WORKING DATA:

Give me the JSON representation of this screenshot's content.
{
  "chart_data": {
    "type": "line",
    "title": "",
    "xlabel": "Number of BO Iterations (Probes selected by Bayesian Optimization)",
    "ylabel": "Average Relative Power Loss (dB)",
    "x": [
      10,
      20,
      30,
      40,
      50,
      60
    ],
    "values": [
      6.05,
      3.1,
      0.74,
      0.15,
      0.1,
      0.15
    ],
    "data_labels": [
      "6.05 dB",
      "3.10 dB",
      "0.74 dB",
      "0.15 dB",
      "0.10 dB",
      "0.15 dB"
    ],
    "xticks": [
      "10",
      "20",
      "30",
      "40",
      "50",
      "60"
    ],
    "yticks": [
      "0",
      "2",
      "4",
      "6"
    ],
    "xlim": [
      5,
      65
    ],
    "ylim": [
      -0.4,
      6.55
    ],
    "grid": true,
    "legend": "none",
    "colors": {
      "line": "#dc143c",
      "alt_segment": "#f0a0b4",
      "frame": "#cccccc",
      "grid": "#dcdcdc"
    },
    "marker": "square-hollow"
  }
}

REQUIRED WORK:
Return the lines above exactly, keeping every word.

TASK ANSWER:
Give me the JSON representation of this screenshot's content.
{
  "chart_data": {
    "type": "line",
    "title": "",
    "xlabel": "Number of BO Iterations (Probes selected by Bayesian Optimization)",
    "ylabel": "Average Relative Power Loss (dB)",
    "x": [
      10,
      20,
      30,
      40,
      50,
      60
    ],
    "values": [
      6.05,
      3.1,
      0.74,
      0.15,
      0.1,
      0.15
    ],
    "data_labels": [
      "6.05 dB",
      "3.10 dB",
      "0.74 dB",
      "0.15 dB",
      "0.10 dB",
      "0.15 dB"
    ],
    "xticks": [
      "10",
      "20",
      "30",
      "40",
      "50",
      "60"
    ],
    "yticks": [
      "0",
      "2",
      "4",
      "6"
    ],
    "xlim": [
      5,
      65
    ],
    "ylim": [
      -0.4,
      6.55
    ],
    "grid": true,
    "legend": "none",
    "colors": {
      "line": "#dc143c",
      "alt_segment": "#f0a0b4",
      "frame": "#cccccc",
      "grid": "#dcdcdc"
    },
    "marker": "square-hollow"
  }
}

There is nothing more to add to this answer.